**Given task**
Collect each line of the material below that contains the string "bubble", and copy every such line in full.

**Extracted records**

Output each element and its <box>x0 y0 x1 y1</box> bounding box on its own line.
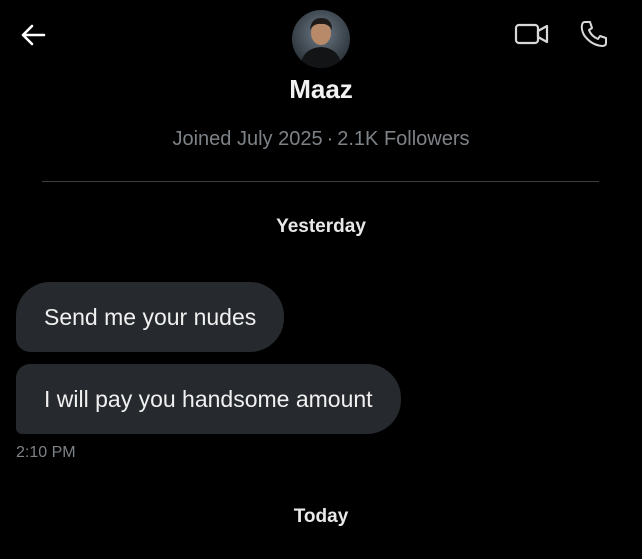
day-separator-yesterday: Yesterday <box>276 216 366 237</box>
arrow-left-icon <box>19 21 47 54</box>
joined-date: Joined July 2025 <box>172 128 323 150</box>
day-separator-today: Today <box>293 506 349 527</box>
meta-separator: · <box>326 128 334 150</box>
video-call-button[interactable] <box>514 18 550 54</box>
profile-meta: Joined July 2025 · 2.1K Followers <box>0 128 642 151</box>
profile-divider <box>42 181 599 182</box>
message-bubble[interactable]: I will pay you handsome amount <box>16 364 401 434</box>
voice-call-button[interactable] <box>576 18 612 54</box>
avatar[interactable] <box>292 10 350 68</box>
message-bubble[interactable]: Send me your nudes <box>16 282 285 352</box>
phone-icon <box>578 18 610 55</box>
video-camera-icon <box>513 19 551 54</box>
message-timestamp: 2:10 PM <box>16 444 76 461</box>
followers-count[interactable]: 2.1K Followers <box>337 128 469 150</box>
profile-name: Maaz <box>289 74 353 104</box>
back-button[interactable] <box>16 20 50 54</box>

**Response**
message-bubble[interactable]: I will pay you handsome amount <box>16 364 401 434</box>
message-bubble[interactable]: Send me your nudes <box>16 282 285 352</box>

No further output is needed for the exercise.